EXERCISE INSTRUCTIONS: Say only how many lines contain the word "ABCD".
◇ ◇ ◇ ◇ ◇
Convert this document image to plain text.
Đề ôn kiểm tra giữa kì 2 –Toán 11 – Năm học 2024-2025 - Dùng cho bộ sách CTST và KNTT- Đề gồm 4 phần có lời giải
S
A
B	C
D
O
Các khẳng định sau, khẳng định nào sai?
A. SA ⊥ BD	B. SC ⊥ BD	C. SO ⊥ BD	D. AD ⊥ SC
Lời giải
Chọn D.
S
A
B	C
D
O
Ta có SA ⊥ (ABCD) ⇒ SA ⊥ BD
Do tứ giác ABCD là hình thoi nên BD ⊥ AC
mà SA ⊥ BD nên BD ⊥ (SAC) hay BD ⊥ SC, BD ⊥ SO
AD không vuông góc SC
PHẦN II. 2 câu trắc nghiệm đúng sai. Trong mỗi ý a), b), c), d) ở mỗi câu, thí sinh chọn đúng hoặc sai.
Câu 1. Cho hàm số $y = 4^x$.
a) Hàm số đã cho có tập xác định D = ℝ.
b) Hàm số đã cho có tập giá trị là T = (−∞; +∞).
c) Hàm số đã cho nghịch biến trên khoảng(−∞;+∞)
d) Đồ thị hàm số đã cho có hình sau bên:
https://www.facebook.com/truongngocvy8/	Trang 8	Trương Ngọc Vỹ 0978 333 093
◇ ◇ ◇ ◇ ◇
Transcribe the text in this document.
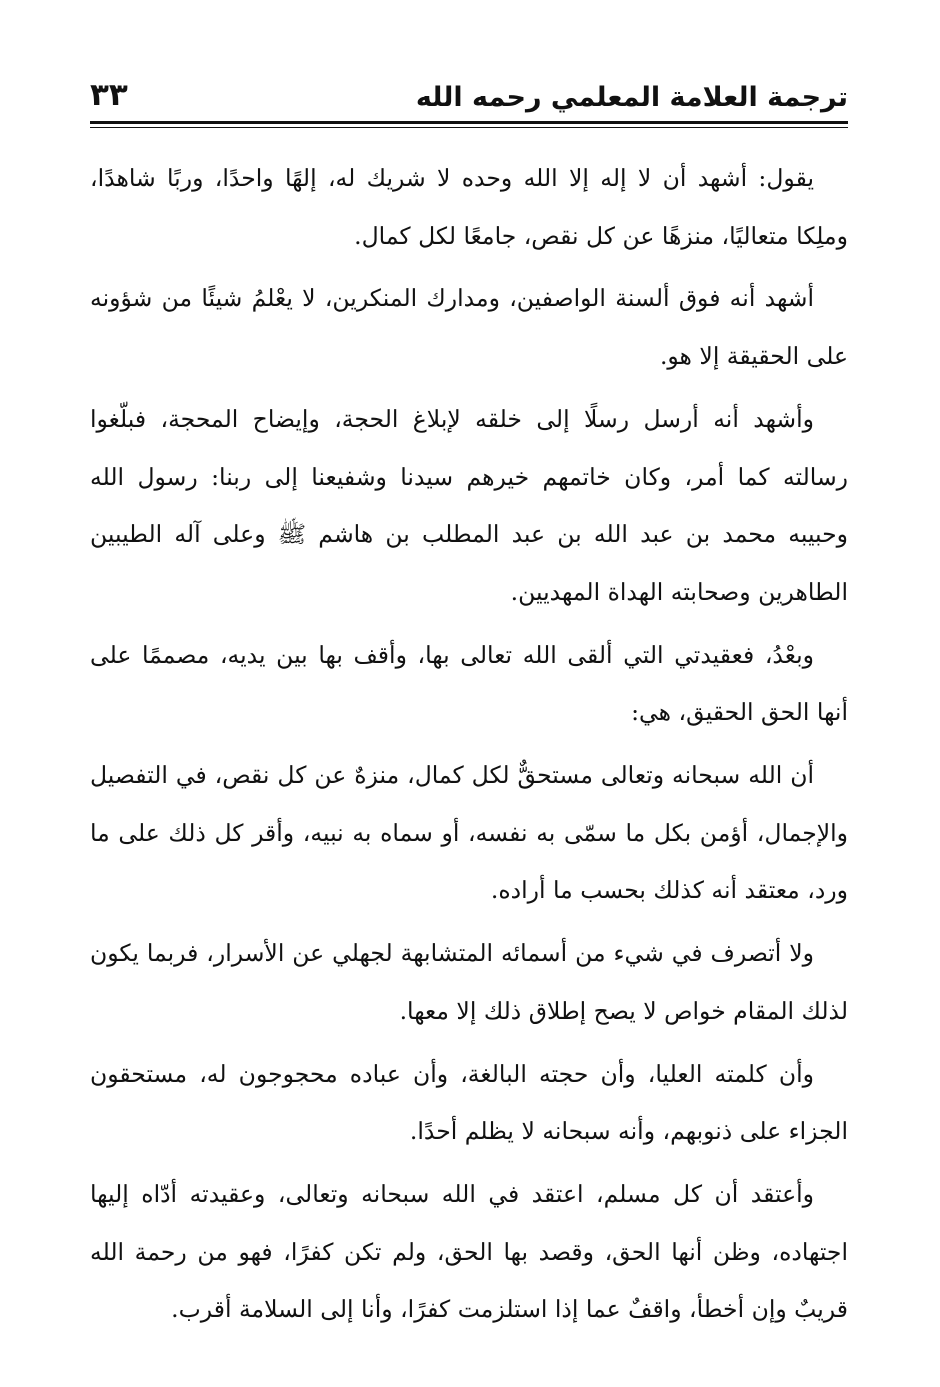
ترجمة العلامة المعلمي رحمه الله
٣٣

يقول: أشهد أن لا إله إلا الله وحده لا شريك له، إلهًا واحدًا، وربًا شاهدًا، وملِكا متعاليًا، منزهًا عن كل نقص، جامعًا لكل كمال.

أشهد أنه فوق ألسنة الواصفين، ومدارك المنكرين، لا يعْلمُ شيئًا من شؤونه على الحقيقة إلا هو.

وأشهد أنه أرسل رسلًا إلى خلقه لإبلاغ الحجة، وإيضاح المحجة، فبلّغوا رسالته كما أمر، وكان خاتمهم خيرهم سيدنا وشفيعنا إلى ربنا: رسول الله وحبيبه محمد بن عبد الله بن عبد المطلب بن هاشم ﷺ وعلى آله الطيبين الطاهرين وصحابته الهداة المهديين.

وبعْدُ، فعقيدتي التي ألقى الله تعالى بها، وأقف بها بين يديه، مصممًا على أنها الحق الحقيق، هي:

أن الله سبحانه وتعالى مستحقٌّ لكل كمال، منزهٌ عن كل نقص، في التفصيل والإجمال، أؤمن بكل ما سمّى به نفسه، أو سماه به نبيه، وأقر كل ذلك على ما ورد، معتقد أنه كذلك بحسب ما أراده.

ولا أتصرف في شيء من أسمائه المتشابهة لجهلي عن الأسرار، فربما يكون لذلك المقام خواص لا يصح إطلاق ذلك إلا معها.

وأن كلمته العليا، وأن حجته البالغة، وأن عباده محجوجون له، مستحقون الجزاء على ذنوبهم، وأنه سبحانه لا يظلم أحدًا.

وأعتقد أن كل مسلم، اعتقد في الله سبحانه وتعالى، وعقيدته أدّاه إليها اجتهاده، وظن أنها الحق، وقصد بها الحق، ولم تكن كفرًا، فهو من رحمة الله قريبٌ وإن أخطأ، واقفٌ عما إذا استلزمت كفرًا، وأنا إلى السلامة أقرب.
◇ ◇ ◇ ◇ ◇
FINISHED EXERCISE: 2